Exactly reproduce all the records, keeping pictures out of the copy.

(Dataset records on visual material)
## start

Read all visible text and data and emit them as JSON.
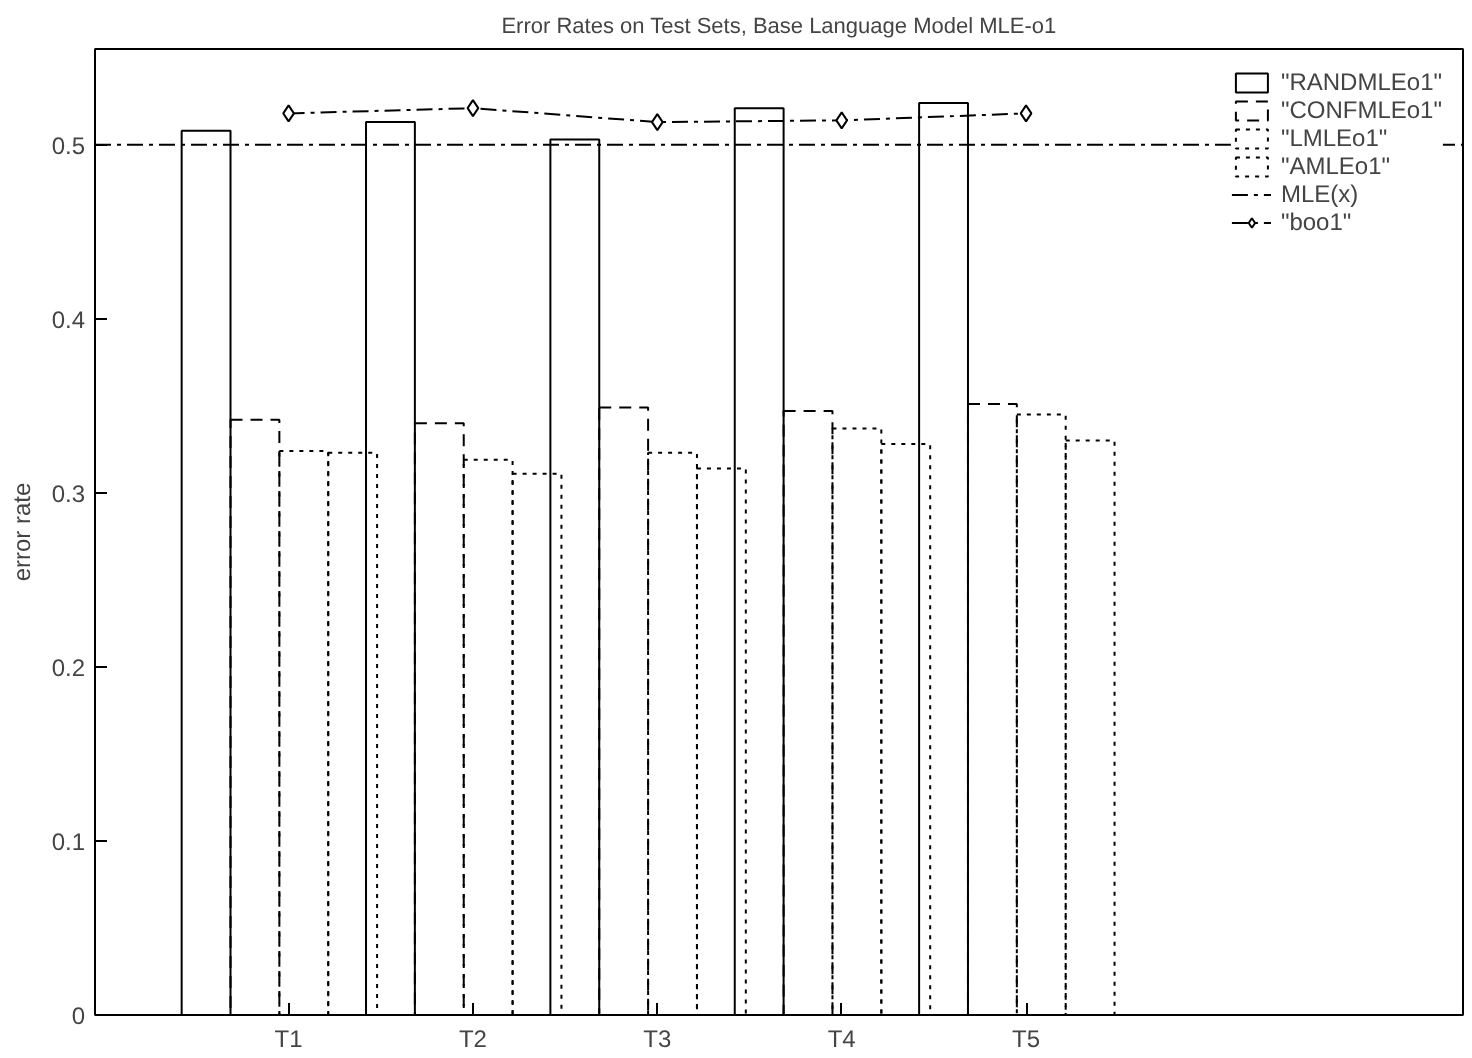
{
  "chart_data": {
    "type": "bar",
    "title": "Error Rates on Test Sets, Base Language Model MLE-o1",
    "ylabel": "error rate",
    "categories": [
      "T1",
      "T2",
      "T3",
      "T4",
      "T5"
    ],
    "series": [
      {
        "name": "\"RANDMLEo1\"",
        "color": "#000000",
        "line_style": "solid",
        "values": [
          0.508,
          0.513,
          0.503,
          0.521,
          0.524
        ]
      },
      {
        "name": "\"CONFMLEo1\"",
        "color": "#000000",
        "line_style": "dashed",
        "values": [
          0.342,
          0.34,
          0.349,
          0.347,
          0.351
        ]
      },
      {
        "name": "\"LMLEo1\"",
        "color": "#000000",
        "line_style": "dotted",
        "values": [
          0.324,
          0.319,
          0.323,
          0.337,
          0.345
        ]
      },
      {
        "name": "\"AMLEo1\"",
        "color": "#000000",
        "line_style": "dotted",
        "values": [
          0.323,
          0.311,
          0.314,
          0.328,
          0.33
        ]
      },
      {
        "name": "\"boo1\"",
        "type": "line",
        "marker": "diamond",
        "line_style": "dashdot",
        "color": "#000000",
        "values": [
          0.518,
          0.521,
          0.513,
          0.514,
          0.518
        ]
      }
    ],
    "ref_lines": [
      {
        "axis": "y",
        "value": 0.5,
        "label": "MLE(x)",
        "color": "#000000",
        "line_style": "dashdot"
      }
    ],
    "ylim": [
      0,
      0.555
    ],
    "yticks": [
      0,
      0.1,
      0.2,
      0.3,
      0.4,
      0.5
    ],
    "grid": false,
    "legend": "top right"
  }
}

## end

Result
Read all visible text and data and emit them as JSON.
{
  "chart_data": {
    "type": "bar",
    "title": "Error Rates on Test Sets, Base Language Model MLE-o1",
    "ylabel": "error rate",
    "categories": [
      "T1",
      "T2",
      "T3",
      "T4",
      "T5"
    ],
    "series": [
      {
        "name": "\"RANDMLEo1\"",
        "color": "#000000",
        "line_style": "solid",
        "values": [
          0.508,
          0.513,
          0.503,
          0.521,
          0.524
        ]
      },
      {
        "name": "\"CONFMLEo1\"",
        "color": "#000000",
        "line_style": "dashed",
        "values": [
          0.342,
          0.34,
          0.349,
          0.347,
          0.351
        ]
      },
      {
        "name": "\"LMLEo1\"",
        "color": "#000000",
        "line_style": "dotted",
        "values": [
          0.324,
          0.319,
          0.323,
          0.337,
          0.345
        ]
      },
      {
        "name": "\"AMLEo1\"",
        "color": "#000000",
        "line_style": "dotted",
        "values": [
          0.323,
          0.311,
          0.314,
          0.328,
          0.33
        ]
      },
      {
        "name": "\"boo1\"",
        "type": "line",
        "marker": "diamond",
        "line_style": "dashdot",
        "color": "#000000",
        "values": [
          0.518,
          0.521,
          0.513,
          0.514,
          0.518
        ]
      }
    ],
    "ref_lines": [
      {
        "axis": "y",
        "value": 0.5,
        "label": "MLE(x)",
        "color": "#000000",
        "line_style": "dashdot"
      }
    ],
    "ylim": [
      0,
      0.555
    ],
    "yticks": [
      0,
      0.1,
      0.2,
      0.3,
      0.4,
      0.5
    ],
    "grid": false,
    "legend": "top right"
  }
}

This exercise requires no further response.